What the task asks.
Please retype the records below exactly, leaving out any pictures.

= = = = = = =

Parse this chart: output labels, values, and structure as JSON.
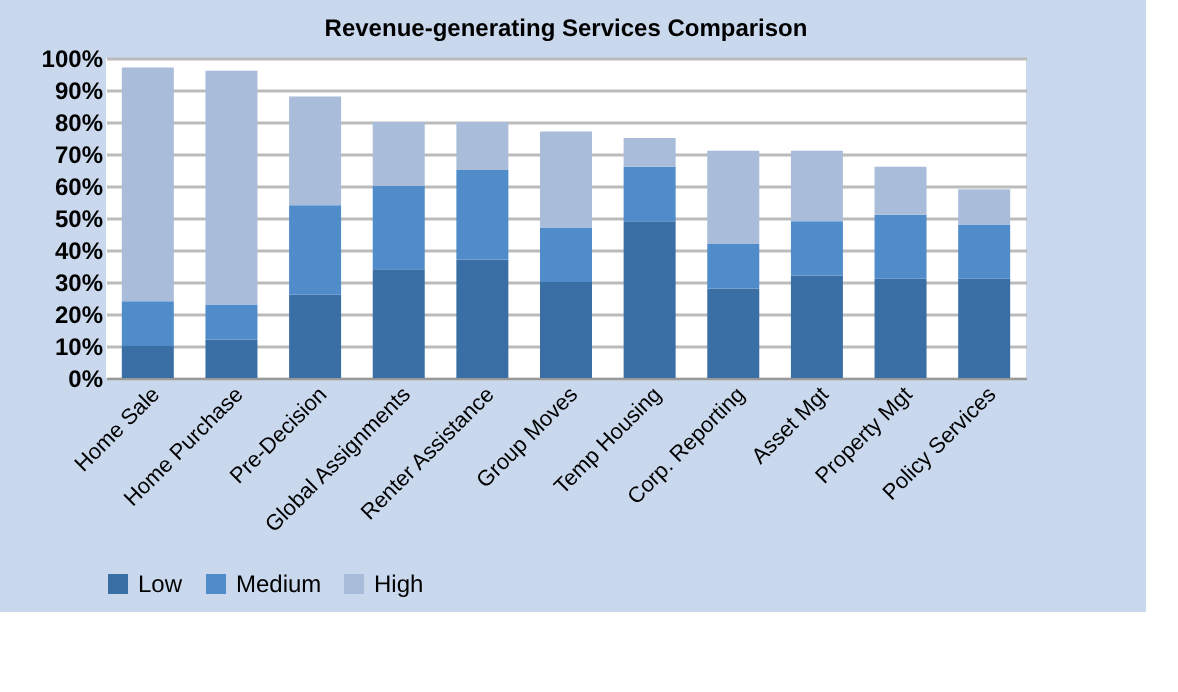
{
  "chart_data": {
    "type": "bar",
    "title": "Revenue-generating Services Comparison",
    "stacked": true,
    "legend": "bottom",
    "grid": "y",
    "categories": [
      "Home Sale",
      "Home Purchase",
      "Pre-Decision",
      "Global Assignments",
      "Renter Assistance",
      "Group Moves",
      "Temp Housing",
      "Corp. Reporting",
      "Asset Mgt",
      "Property Mgt",
      "Policy Services"
    ],
    "series": [
      {
        "name": "Low",
        "color": "#3a6fa6",
        "values": [
          10,
          12,
          26,
          34,
          37,
          30,
          49,
          28,
          32,
          31,
          31
        ]
      },
      {
        "name": "Medium",
        "color": "#4f8cc9",
        "values": [
          14,
          11,
          28,
          26,
          28,
          17,
          17,
          14,
          17,
          20,
          17
        ]
      },
      {
        "name": "High",
        "color": "#a9bcd9",
        "values": [
          73,
          73,
          34,
          20,
          15,
          30,
          9,
          29,
          22,
          15,
          11
        ]
      }
    ],
    "ylim": [
      0,
      100
    ],
    "yticks": [
      {
        "value": 0,
        "label": "0%"
      },
      {
        "value": 10,
        "label": "10%"
      },
      {
        "value": 20,
        "label": "20%"
      },
      {
        "value": 30,
        "label": "30%"
      },
      {
        "value": 40,
        "label": "40%"
      },
      {
        "value": 50,
        "label": "50%"
      },
      {
        "value": 60,
        "label": "60%"
      },
      {
        "value": 70,
        "label": "70%"
      },
      {
        "value": 80,
        "label": "80%"
      },
      {
        "value": 90,
        "label": "90%"
      },
      {
        "value": 100,
        "label": "100%"
      }
    ]
  }
}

= = = = = = =

Written answer.
Parse this chart: output labels, values, and structure as JSON.
{
  "chart_data": {
    "type": "bar",
    "title": "Revenue-generating Services Comparison",
    "stacked": true,
    "legend": "bottom",
    "grid": "y",
    "categories": [
      "Home Sale",
      "Home Purchase",
      "Pre-Decision",
      "Global Assignments",
      "Renter Assistance",
      "Group Moves",
      "Temp Housing",
      "Corp. Reporting",
      "Asset Mgt",
      "Property Mgt",
      "Policy Services"
    ],
    "series": [
      {
        "name": "Low",
        "color": "#3a6fa6",
        "values": [
          10,
          12,
          26,
          34,
          37,
          30,
          49,
          28,
          32,
          31,
          31
        ]
      },
      {
        "name": "Medium",
        "color": "#4f8cc9",
        "values": [
          14,
          11,
          28,
          26,
          28,
          17,
          17,
          14,
          17,
          20,
          17
        ]
      },
      {
        "name": "High",
        "color": "#a9bcd9",
        "values": [
          73,
          73,
          34,
          20,
          15,
          30,
          9,
          29,
          22,
          15,
          11
        ]
      }
    ],
    "ylim": [
      0,
      100
    ],
    "yticks": [
      {
        "value": 0,
        "label": "0%"
      },
      {
        "value": 10,
        "label": "10%"
      },
      {
        "value": 20,
        "label": "20%"
      },
      {
        "value": 30,
        "label": "30%"
      },
      {
        "value": 40,
        "label": "40%"
      },
      {
        "value": 50,
        "label": "50%"
      },
      {
        "value": 60,
        "label": "60%"
      },
      {
        "value": 70,
        "label": "70%"
      },
      {
        "value": 80,
        "label": "80%"
      },
      {
        "value": 90,
        "label": "90%"
      },
      {
        "value": 100,
        "label": "100%"
      }
    ]
  }
}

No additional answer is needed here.